(Excerpts from a figure dataset)
----

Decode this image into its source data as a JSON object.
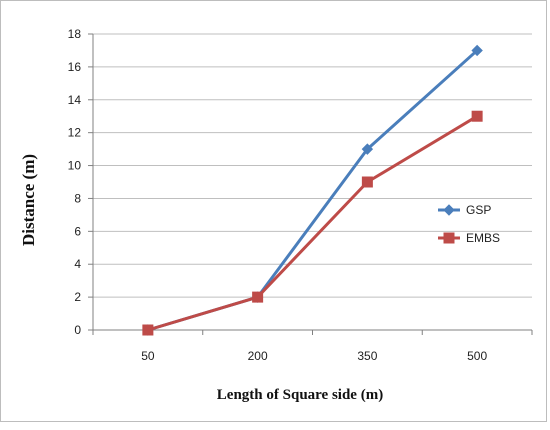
{
  "chart_data": {
    "type": "line",
    "title": "",
    "xlabel": "Length of Square side (m)",
    "ylabel": "Distance (m)",
    "categories": [
      "50",
      "200",
      "350",
      "500"
    ],
    "ylim": [
      0,
      18
    ],
    "ytick_step": 2,
    "grid": true,
    "legend_position": "right",
    "series": [
      {
        "name": "GSP",
        "values": [
          0,
          2,
          11,
          17
        ],
        "color": "#4a7ebb",
        "marker": "diamond"
      },
      {
        "name": "EMBS",
        "values": [
          0,
          2,
          9,
          13
        ],
        "color": "#be4b48",
        "marker": "square"
      }
    ]
  }
}
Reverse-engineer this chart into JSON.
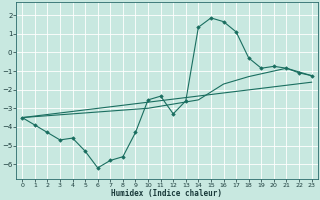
{
  "xlabel": "Humidex (Indice chaleur)",
  "bg_color": "#c8e8e0",
  "grid_color": "#ffffff",
  "line_color": "#1a6e60",
  "xlim": [
    -0.5,
    23.5
  ],
  "ylim": [
    -6.8,
    2.7
  ],
  "xticks": [
    0,
    1,
    2,
    3,
    4,
    5,
    6,
    7,
    8,
    9,
    10,
    11,
    12,
    13,
    14,
    15,
    16,
    17,
    18,
    19,
    20,
    21,
    22,
    23
  ],
  "yticks": [
    -6,
    -5,
    -4,
    -3,
    -2,
    -1,
    0,
    1,
    2
  ],
  "curve_x": [
    0,
    1,
    2,
    3,
    4,
    5,
    6,
    7,
    8,
    9,
    10,
    11,
    12,
    13,
    14,
    15,
    16,
    17,
    18,
    19,
    20,
    21,
    22,
    23
  ],
  "curve_y": [
    -3.5,
    -3.9,
    -4.3,
    -4.7,
    -4.6,
    -5.3,
    -6.2,
    -5.8,
    -5.6,
    -4.3,
    -2.55,
    -2.35,
    -3.3,
    -2.6,
    1.35,
    1.85,
    1.65,
    1.1,
    -0.3,
    -0.85,
    -0.75,
    -0.85,
    -1.1,
    -1.25
  ],
  "line1_x": [
    0,
    23
  ],
  "line1_y": [
    -3.5,
    -1.6
  ],
  "line2_x": [
    0,
    10,
    14,
    16,
    18,
    21,
    23
  ],
  "line2_y": [
    -3.5,
    -3.0,
    -2.55,
    -1.7,
    -1.3,
    -0.85,
    -1.25
  ]
}
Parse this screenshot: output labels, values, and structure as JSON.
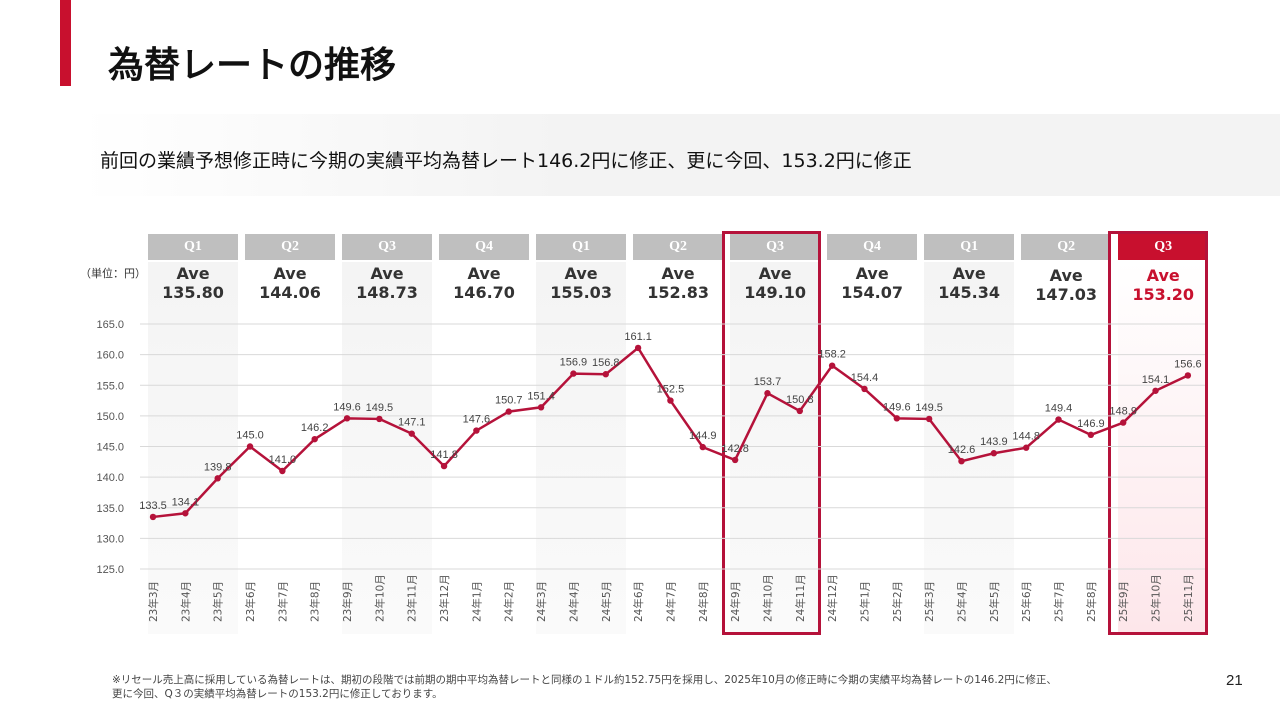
{
  "title": "為替レートの推移",
  "subtitle": "前回の業績予想修正時に今期の実績平均為替レート146.2円に修正、更に今回、153.2円に修正",
  "unit": "（単位：円）",
  "quarters": [
    {
      "label": "Q1",
      "ave_label": "Ave",
      "ave": "135.80"
    },
    {
      "label": "Q2",
      "ave_label": "Ave",
      "ave": "144.06"
    },
    {
      "label": "Q3",
      "ave_label": "Ave",
      "ave": "148.73"
    },
    {
      "label": "Q4",
      "ave_label": "Ave",
      "ave": "146.70"
    },
    {
      "label": "Q1",
      "ave_label": "Ave",
      "ave": "155.03"
    },
    {
      "label": "Q2",
      "ave_label": "Ave",
      "ave": "152.83"
    },
    {
      "label": "Q3",
      "ave_label": "Ave",
      "ave": "149.10"
    },
    {
      "label": "Q4",
      "ave_label": "Ave",
      "ave": "154.07"
    },
    {
      "label": "Q1",
      "ave_label": "Ave",
      "ave": "145.34"
    },
    {
      "label": "Q2",
      "ave_label": "Ave",
      "ave": "147.03"
    },
    {
      "label": "Q3",
      "ave_label": "Ave",
      "ave": "153.20"
    }
  ],
  "chart_data": {
    "type": "line",
    "x": [
      "23年3月",
      "23年4月",
      "23年5月",
      "23年6月",
      "23年7月",
      "23年8月",
      "23年9月",
      "23年10月",
      "23年11月",
      "23年12月",
      "24年1月",
      "24年2月",
      "24年3月",
      "24年4月",
      "24年5月",
      "24年6月",
      "24年7月",
      "24年8月",
      "24年9月",
      "24年10月",
      "24年11月",
      "24年12月",
      "25年1月",
      "25年2月",
      "25年3月",
      "25年4月",
      "25年5月",
      "25年6月",
      "25年7月",
      "25年8月",
      "25年9月",
      "25年10月",
      "25年11月"
    ],
    "values": [
      133.5,
      134.1,
      139.8,
      145.0,
      141.0,
      146.2,
      149.6,
      149.5,
      147.1,
      141.8,
      147.6,
      150.7,
      151.4,
      156.9,
      156.8,
      161.1,
      152.5,
      144.9,
      142.8,
      153.7,
      150.8,
      158.2,
      154.4,
      149.6,
      149.5,
      142.6,
      143.9,
      144.8,
      149.4,
      146.9,
      148.9,
      154.1,
      156.6
    ],
    "yticks": [
      "125.0",
      "130.0",
      "135.0",
      "140.0",
      "145.0",
      "150.0",
      "155.0",
      "160.0",
      "165.0"
    ],
    "ylim": [
      125,
      165
    ],
    "grid": true,
    "line_color": "#b5123a"
  },
  "footnote": [
    "※リセール売上高に採用している為替レートは、期初の段階では前期の期中平均為替レートと同様の１ドル約152.75円を採用し、2025年10月の修正時に今期の実績平均為替レートの146.2円に修正、",
    "更に今回、Q３の実績平均為替レートの153.2円に修正しております。"
  ],
  "page_number": "21"
}
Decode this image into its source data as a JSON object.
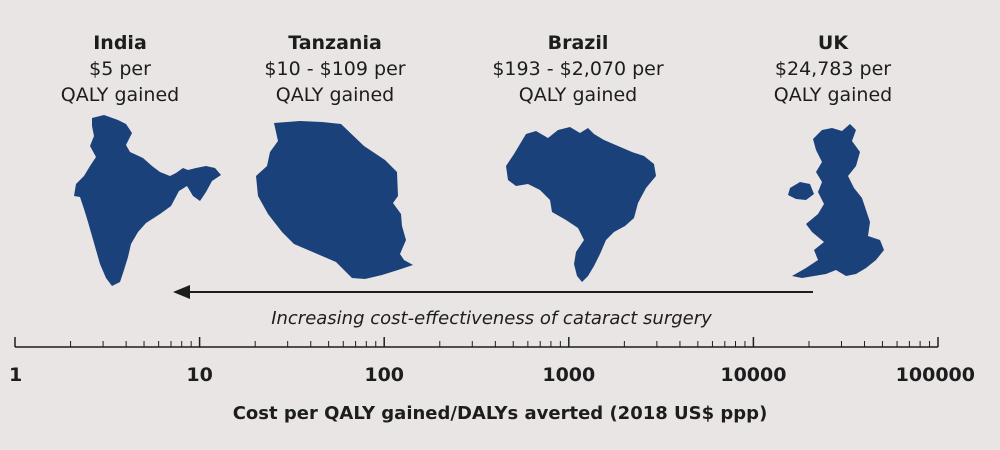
{
  "colors": {
    "background": "#e9e5e4",
    "map_fill": "#1b417a",
    "text": "#1d1d1d"
  },
  "countries": [
    {
      "name": "India",
      "cost": "$5 per",
      "unit": "QALY gained",
      "icon": "india-map-icon"
    },
    {
      "name": "Tanzania",
      "cost": "$10 - $109 per",
      "unit": "QALY gained",
      "icon": "tanzania-map-icon"
    },
    {
      "name": "Brazil",
      "cost": "$193 - $2,070 per",
      "unit": "QALY gained",
      "icon": "brazil-map-icon"
    },
    {
      "name": "UK",
      "cost": "$24,783 per",
      "unit": "QALY gained",
      "icon": "uk-map-icon"
    }
  ],
  "arrow": {
    "direction": "right-to-left",
    "caption": "Increasing cost-effectiveness of cataract surgery"
  },
  "chart_data": {
    "type": "scatter",
    "x_scale": "log",
    "xlim": [
      1,
      100000
    ],
    "xlabel": "Cost per QALY gained/DALYs averted (2018 US$ ppp)",
    "tick_values": [
      1,
      10,
      100,
      1000,
      10000,
      100000
    ],
    "tick_labels": [
      "1",
      "10",
      "100",
      "1000",
      "10000",
      "100000"
    ],
    "points": [
      {
        "label": "India",
        "x": 5
      },
      {
        "label": "Tanzania",
        "x_range": [
          10,
          109
        ]
      },
      {
        "label": "Brazil",
        "x_range": [
          193,
          2070
        ]
      },
      {
        "label": "UK",
        "x": 24783
      }
    ]
  }
}
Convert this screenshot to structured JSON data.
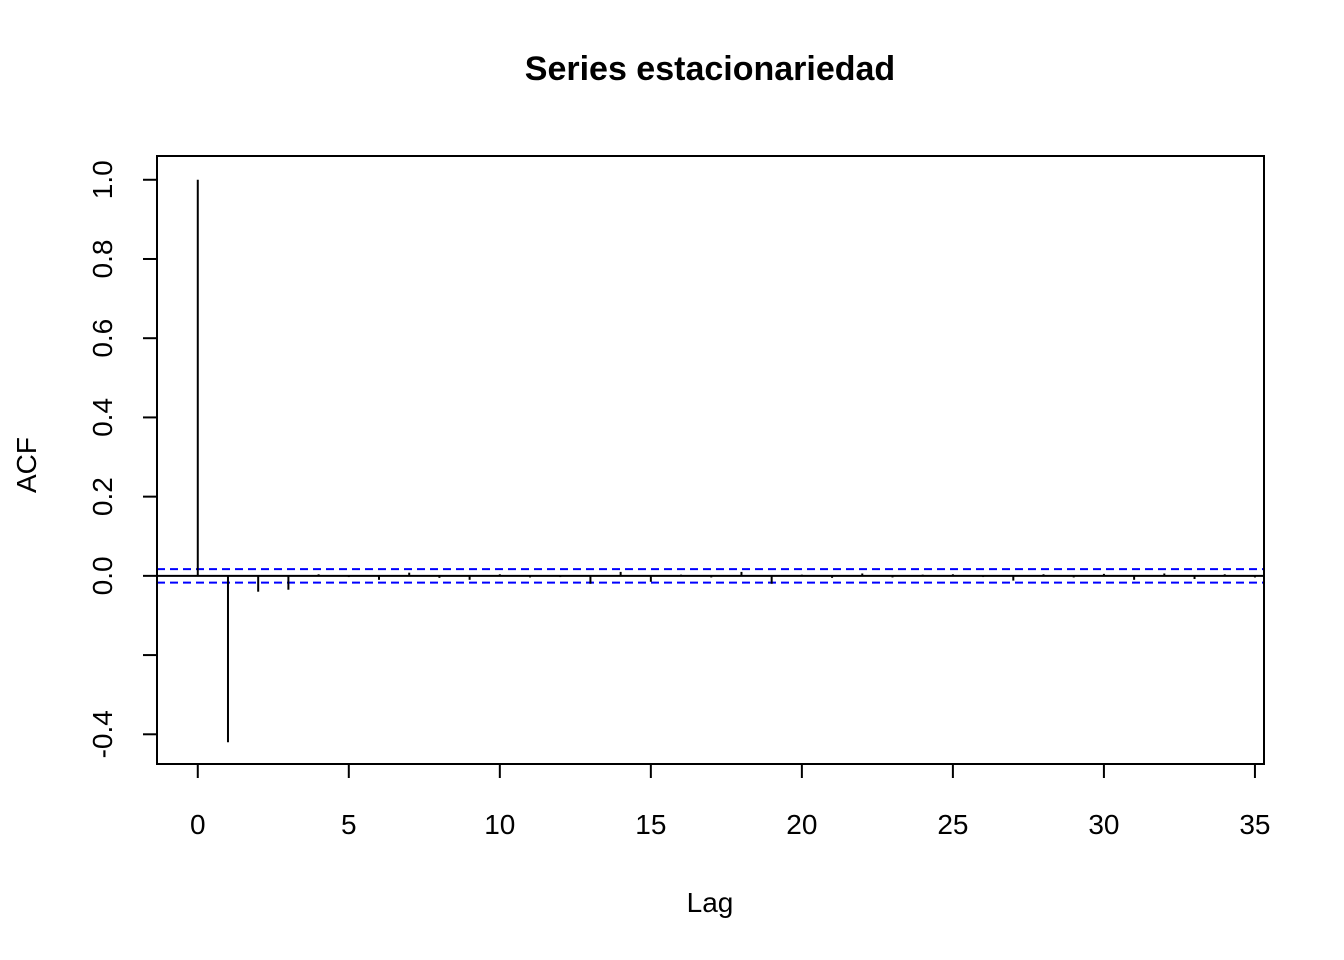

----

● **Direction**
Where a line in the entries holds the word "name", copy that line.

● **Exercise response**
        "name": "GSP",
        "name": "EMBS",
      "name": "India",
      "name": "Tanzania",
      "name": "Brazil",
      "name": "UK",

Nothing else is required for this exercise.